Saved data entries:
◆ ◆ ◆ ◆ ◆ ◆ ◆

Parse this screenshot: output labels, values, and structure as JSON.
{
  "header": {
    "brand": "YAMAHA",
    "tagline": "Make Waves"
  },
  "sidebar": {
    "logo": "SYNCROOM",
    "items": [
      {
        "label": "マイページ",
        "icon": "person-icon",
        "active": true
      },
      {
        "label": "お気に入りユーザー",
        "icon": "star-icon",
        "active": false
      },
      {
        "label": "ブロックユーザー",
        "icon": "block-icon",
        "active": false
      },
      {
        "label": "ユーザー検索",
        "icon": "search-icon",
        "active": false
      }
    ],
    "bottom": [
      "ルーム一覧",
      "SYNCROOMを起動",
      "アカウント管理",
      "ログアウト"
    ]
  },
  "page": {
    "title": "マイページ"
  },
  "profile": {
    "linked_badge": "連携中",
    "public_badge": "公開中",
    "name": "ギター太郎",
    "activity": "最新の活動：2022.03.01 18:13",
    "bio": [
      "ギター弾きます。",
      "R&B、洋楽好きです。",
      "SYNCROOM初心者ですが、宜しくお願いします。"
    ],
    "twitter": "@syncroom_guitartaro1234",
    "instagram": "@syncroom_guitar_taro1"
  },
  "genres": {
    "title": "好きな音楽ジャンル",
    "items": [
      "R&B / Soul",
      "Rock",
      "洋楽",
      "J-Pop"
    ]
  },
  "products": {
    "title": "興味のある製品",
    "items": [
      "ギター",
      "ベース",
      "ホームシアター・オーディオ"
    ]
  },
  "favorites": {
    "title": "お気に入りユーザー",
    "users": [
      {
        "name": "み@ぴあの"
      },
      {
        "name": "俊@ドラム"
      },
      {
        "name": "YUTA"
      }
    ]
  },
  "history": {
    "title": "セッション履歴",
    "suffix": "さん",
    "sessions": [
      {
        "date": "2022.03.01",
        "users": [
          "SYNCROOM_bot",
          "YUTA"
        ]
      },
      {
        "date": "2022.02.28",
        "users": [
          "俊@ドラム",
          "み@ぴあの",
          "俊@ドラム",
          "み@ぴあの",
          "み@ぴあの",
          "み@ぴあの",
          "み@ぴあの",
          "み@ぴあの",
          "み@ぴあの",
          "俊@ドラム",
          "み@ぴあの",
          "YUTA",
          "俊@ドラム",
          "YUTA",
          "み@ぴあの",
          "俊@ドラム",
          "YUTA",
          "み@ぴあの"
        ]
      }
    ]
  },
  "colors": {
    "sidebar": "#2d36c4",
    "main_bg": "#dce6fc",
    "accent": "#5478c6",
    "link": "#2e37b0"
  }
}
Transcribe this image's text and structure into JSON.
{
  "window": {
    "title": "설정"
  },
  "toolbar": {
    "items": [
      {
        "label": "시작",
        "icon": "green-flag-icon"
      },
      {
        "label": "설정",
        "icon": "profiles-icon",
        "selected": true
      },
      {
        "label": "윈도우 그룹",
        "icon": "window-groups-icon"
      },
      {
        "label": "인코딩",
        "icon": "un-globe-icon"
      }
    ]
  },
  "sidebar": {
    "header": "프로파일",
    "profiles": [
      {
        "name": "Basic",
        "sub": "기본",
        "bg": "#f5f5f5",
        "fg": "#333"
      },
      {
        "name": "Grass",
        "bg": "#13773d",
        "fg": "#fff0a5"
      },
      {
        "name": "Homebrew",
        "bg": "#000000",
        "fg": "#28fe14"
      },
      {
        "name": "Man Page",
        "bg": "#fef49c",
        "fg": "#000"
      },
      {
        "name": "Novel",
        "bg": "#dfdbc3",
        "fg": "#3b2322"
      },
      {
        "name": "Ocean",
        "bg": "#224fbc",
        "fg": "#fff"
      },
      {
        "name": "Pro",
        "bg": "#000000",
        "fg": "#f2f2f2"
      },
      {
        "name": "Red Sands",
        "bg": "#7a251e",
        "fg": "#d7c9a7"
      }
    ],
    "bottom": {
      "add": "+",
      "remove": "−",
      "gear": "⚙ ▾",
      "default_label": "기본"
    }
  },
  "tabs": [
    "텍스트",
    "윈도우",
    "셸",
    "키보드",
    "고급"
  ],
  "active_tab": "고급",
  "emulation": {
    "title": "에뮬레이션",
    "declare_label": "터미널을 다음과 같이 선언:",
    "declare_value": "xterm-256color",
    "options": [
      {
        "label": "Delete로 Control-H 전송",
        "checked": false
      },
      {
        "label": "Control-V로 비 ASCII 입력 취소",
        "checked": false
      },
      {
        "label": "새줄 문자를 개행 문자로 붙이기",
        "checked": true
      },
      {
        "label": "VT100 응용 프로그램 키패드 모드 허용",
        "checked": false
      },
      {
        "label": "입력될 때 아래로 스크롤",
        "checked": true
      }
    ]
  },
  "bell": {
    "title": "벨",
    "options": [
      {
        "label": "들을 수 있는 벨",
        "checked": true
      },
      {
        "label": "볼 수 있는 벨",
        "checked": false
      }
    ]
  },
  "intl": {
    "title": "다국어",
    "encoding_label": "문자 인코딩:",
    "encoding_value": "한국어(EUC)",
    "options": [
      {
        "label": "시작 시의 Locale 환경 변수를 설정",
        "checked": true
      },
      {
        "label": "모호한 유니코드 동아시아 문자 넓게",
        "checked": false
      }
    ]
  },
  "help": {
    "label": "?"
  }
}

◆ ◆ ◆ ◆ ◆ ◆ ◆

- [Direction]
Extract all lines containing the word "title".

- [Full solution]
    "title": "マイページ"
    "title": "好きな音楽ジャンル",
    "title": "興味のある製品",
    "title": "お気に入りユーザー",
    "title": "セッション履歴",
    "title": "설정"
    "title": "에뮬레이션",
    "title": "벨",
    "title": "다국어",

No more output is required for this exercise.